Copy nothing but the text: reproduce each line of the listing exactly and leave the pictures out.
** BEGIN **
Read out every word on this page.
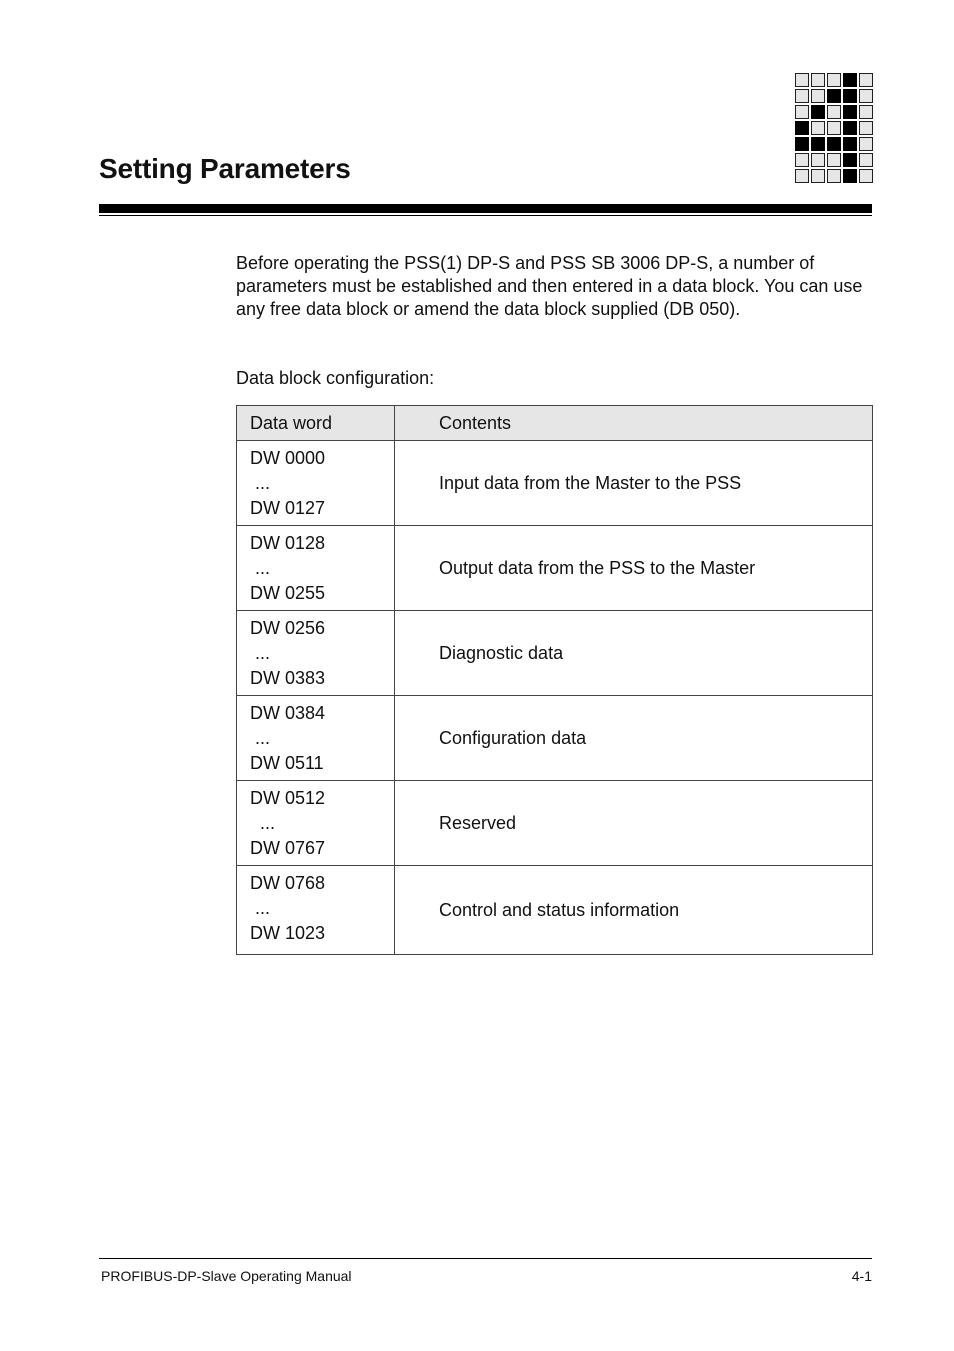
Setting Parameters

Before operating the PSS(1) DP-S and PSS SB 3006 DP-S, a number of parameters must be established and then entered in a data block. You can use any free data block or amend the data block supplied (DB 050).

Data block configuration:

Data word	Contents

DW 0000
...
DW 0127	Input data from the Master to the PSS

DW 0128
...
DW 0255	Output data from the PSS to the Master

DW 0256
...
DW 0383	Diagnostic data

DW 0384
...
DW 0511	Configuration data

DW 0512
...
DW 0767	Reserved

DW 0768
...
DW 1023	Control and status information
PROFIBUS-DP-Slave Operating Manual	4-1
** END **
**Exercise result:**
Read out every word on this page.
Setting Parameters

Before operating the PSS(1) DP-S and PSS SB 3006 DP-S, a number of parameters must be established and then entered in a data block. You can use any free data block or amend the data block supplied (DB 050).

Data block configuration:

Data word	Contents

DW 0000
...
DW 0127	Input data from the Master to the PSS

DW 0128
...
DW 0255	Output data from the PSS to the Master

DW 0256
...
DW 0383	Diagnostic data

DW 0384
...
DW 0511	Configuration data

DW 0512
...
DW 0767	Reserved

DW 0768
...
DW 1023	Control and status information
PROFIBUS-DP-Slave Operating Manual	4-1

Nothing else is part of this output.